◆ The data
-- Begin --
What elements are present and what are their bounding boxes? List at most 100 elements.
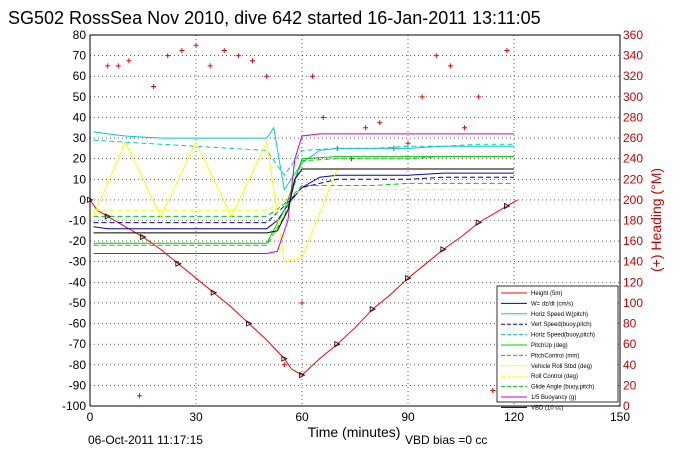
right-tick-label: 300 [623,90,643,104]
depth-marker [281,355,288,362]
x-tick-label: 0 [87,410,94,424]
right-tick-label: 100 [623,296,643,310]
heading-point [433,53,439,59]
heading-point [490,388,496,394]
heading-point [126,58,132,64]
right-tick-label: 320 [623,69,643,83]
legend-label: Vert Speed(buoy,pitch) [531,322,592,328]
y-tick-label: -70 [69,337,87,351]
right-tick-label: 60 [623,337,637,351]
depth-marker [440,246,447,253]
depth-marker [299,371,306,379]
y-tick-label: -60 [69,317,87,331]
x-tick-label: 90 [401,410,415,424]
y-tick-label: 30 [73,131,87,145]
right-tick-label: 20 [623,378,637,392]
depth-marker [504,202,511,210]
chart-title: SG502 RossSea Nov 2010, dive 642 started… [8,8,541,28]
depth-marker [369,305,377,313]
legend-label: Vehicle Roll Stbd (deg) [531,364,592,370]
y-tick-label: 40 [73,110,87,124]
heading-point [235,53,241,59]
heading-point [264,73,270,79]
legend-label: VBD (10 cc) [531,405,563,411]
depth-marker [405,275,412,282]
heading-point [377,120,383,126]
x-tick-label: 120 [504,410,524,424]
y-tick-label: 60 [73,69,87,83]
depth-marker [210,289,218,296]
right-axis-label: (+) Heading (°M) [648,168,664,272]
heading-point [310,73,316,79]
depth-marker [87,196,94,204]
heading-point [115,63,121,69]
heading-point [207,63,213,69]
right-tick-label: 80 [623,317,637,331]
heading-point [151,84,157,90]
depth-marker [140,233,147,241]
depth-marker [334,341,341,348]
depth-marker [104,213,112,220]
right-tick-label: 160 [623,234,643,248]
heading-point [447,63,453,69]
footer-timestamp: 06-Oct-2011 11:17:15 [88,433,203,447]
legend-label: PitchControl (mm) [531,353,579,359]
legend-label: W= dz/dt (cm/s) [531,301,573,307]
heading-point [250,58,256,64]
series-line-3 [93,176,514,224]
series-line-10 [93,133,514,254]
right-tick-label: 140 [623,255,643,269]
legend-label: Roll Control (deg) [531,374,578,380]
series-line-8 [93,189,514,211]
right-tick-label: 180 [623,214,643,228]
heading-point [405,140,411,146]
heading-point [136,393,142,399]
heading-point [320,114,326,120]
y-tick-label: -100 [62,399,86,413]
y-tick-label: 10 [73,172,87,186]
heading-point [363,125,369,131]
y-tick-label: 20 [73,152,87,166]
series-line-11 [93,168,514,234]
legend-label: Height (5m) [531,291,562,297]
heading-point [193,42,199,48]
x-axis-label: Time (minutes) [308,424,401,440]
plot-area: 0 30 60 90 120 150-100-90-80-70-60-50-40-30-2… [62,28,643,424]
heading-point [105,63,111,69]
right-tick-label: 0 [623,399,630,413]
legend-box [496,285,619,403]
heading-point [504,47,510,53]
heading-point [299,300,305,306]
y-tick-label: 0 [79,193,86,207]
right-tick-label: 240 [623,152,643,166]
heading-point [462,125,468,131]
x-tick-label: 60 [295,410,309,424]
heading-point [476,94,482,100]
y-tick-label: -90 [69,378,87,392]
series-line-2 [93,126,514,191]
legend-label: Horiz Speed W(pitch) [531,312,588,318]
y-tick-label: -50 [69,296,87,310]
right-tick-label: 220 [623,172,643,186]
x-tick-label: 30 [189,410,203,424]
y-tick-label: -30 [69,255,87,269]
y-tick-label: -20 [69,234,87,248]
heading-point [221,47,227,53]
series-line-4 [93,139,514,177]
footer-vbd-bias: VBD bias =0 cc [405,433,487,447]
depth-marker [175,260,182,267]
depth-marker [475,219,483,226]
right-tick-label: 360 [623,28,643,42]
right-tick-label: 40 [623,358,637,372]
right-tick-label: 260 [623,131,643,145]
y-tick-label: 80 [73,28,87,42]
heading-point [179,47,185,53]
series-line-6 [93,182,514,217]
legend-label: Horiz Speed(buoy,pitch) [531,333,595,339]
y-tick-label: -40 [69,275,87,289]
legend-label: Glide Angle (buoy,pitch) [531,385,594,391]
right-tick-label: 120 [623,275,643,289]
series-line-1 [93,172,514,230]
right-tick-label: 280 [623,110,643,124]
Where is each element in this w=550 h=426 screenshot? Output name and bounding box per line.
-- End --
◆ Exercise
Copy all the items above word for word and line for line, leaving out the pictures.

◆ In response
What elements are present and what are their bounding boxes? List at most 100 elements.
right-tick-label: 300 [623,90,643,104]
depth-marker [281,355,288,362]
x-tick-label: 0 [87,410,94,424]
right-tick-label: 100 [623,296,643,310]
heading-point [433,53,439,59]
heading-point [490,388,496,394]
heading-point [126,58,132,64]
right-tick-label: 320 [623,69,643,83]
legend-label: Vert Speed(buoy,pitch) [531,322,592,328]
y-tick-label: -70 [69,337,87,351]
right-tick-label: 60 [623,337,637,351]
depth-marker [440,246,447,253]
depth-marker [299,371,306,379]
y-tick-label: -60 [69,317,87,331]
x-tick-label: 90 [401,410,415,424]
y-tick-label: 30 [73,131,87,145]
right-tick-label: 20 [623,378,637,392]
depth-marker [504,202,511,210]
chart-title: SG502 RossSea Nov 2010, dive 642 started… [8,8,541,28]
depth-marker [369,305,377,313]
legend-label: Vehicle Roll Stbd (deg) [531,364,592,370]
y-tick-label: 40 [73,110,87,124]
heading-point [235,53,241,59]
heading-point [264,73,270,79]
legend-label: VBD (10 cc) [531,405,563,411]
depth-marker [405,275,412,282]
heading-point [377,120,383,126]
x-tick-label: 120 [504,410,524,424]
y-tick-label: 60 [73,69,87,83]
depth-marker [210,289,218,296]
right-axis-label: (+) Heading (°M) [648,168,664,272]
heading-point [310,73,316,79]
depth-marker [87,196,94,204]
heading-point [115,63,121,69]
heading-point [207,63,213,69]
right-tick-label: 80 [623,317,637,331]
heading-point [151,84,157,90]
depth-marker [140,233,147,241]
depth-marker [334,341,341,348]
depth-marker [104,213,112,220]
right-tick-label: 160 [623,234,643,248]
heading-point [447,63,453,69]
footer-timestamp: 06-Oct-2011 11:17:15 [88,433,203,447]
legend-label: PitchControl (mm) [531,353,579,359]
legend-label: W= dz/dt (cm/s) [531,301,573,307]
heading-point [250,58,256,64]
series-line-3 [93,176,514,224]
series-line-10 [93,133,514,254]
right-tick-label: 140 [623,255,643,269]
legend-label: Roll Control (deg) [531,374,578,380]
series-line-8 [93,189,514,211]
right-tick-label: 180 [623,214,643,228]
heading-point [405,140,411,146]
heading-point [136,393,142,399]
heading-point [320,114,326,120]
y-tick-label: -100 [62,399,86,413]
y-tick-label: 10 [73,172,87,186]
heading-point [363,125,369,131]
y-tick-label: 20 [73,152,87,166]
series-line-11 [93,168,514,234]
legend-label: Height (5m) [531,291,562,297]
heading-point [193,42,199,48]
x-axis-label: Time (minutes) [308,424,401,440]
plot-area: 0 30 60 90 120 150-100-90-80-70-60-50-40-30-2… [62,28,643,424]
heading-point [105,63,111,69]
right-tick-label: 0 [623,399,630,413]
legend-box [496,285,619,403]
heading-point [504,47,510,53]
heading-point [299,300,305,306]
y-tick-label: 0 [79,193,86,207]
right-tick-label: 240 [623,152,643,166]
heading-point [462,125,468,131]
x-tick-label: 60 [295,410,309,424]
heading-point [476,94,482,100]
y-tick-label: -90 [69,378,87,392]
series-line-2 [93,126,514,191]
legend-label: Horiz Speed W(pitch) [531,312,588,318]
y-tick-label: -50 [69,296,87,310]
right-tick-label: 220 [623,172,643,186]
x-tick-label: 30 [189,410,203,424]
y-tick-label: -30 [69,255,87,269]
y-tick-label: -20 [69,234,87,248]
heading-point [221,47,227,53]
series-line-4 [93,139,514,177]
footer-vbd-bias: VBD bias =0 cc [405,433,487,447]
depth-marker [175,260,182,267]
depth-marker [475,219,483,226]
right-tick-label: 360 [623,28,643,42]
right-tick-label: 40 [623,358,637,372]
right-tick-label: 260 [623,131,643,145]
y-tick-label: 80 [73,28,87,42]
heading-point [179,47,185,53]
series-line-6 [93,182,514,217]
legend-label: Horiz Speed(buoy,pitch) [531,333,595,339]
y-tick-label: -40 [69,275,87,289]
legend-label: Glide Angle (buoy,pitch) [531,385,594,391]
right-tick-label: 120 [623,275,643,289]
series-line-1 [93,172,514,230]
right-tick-label: 280 [623,110,643,124]
Where is each element in this w=550 h=426 screenshot? Output name and bounding box per line.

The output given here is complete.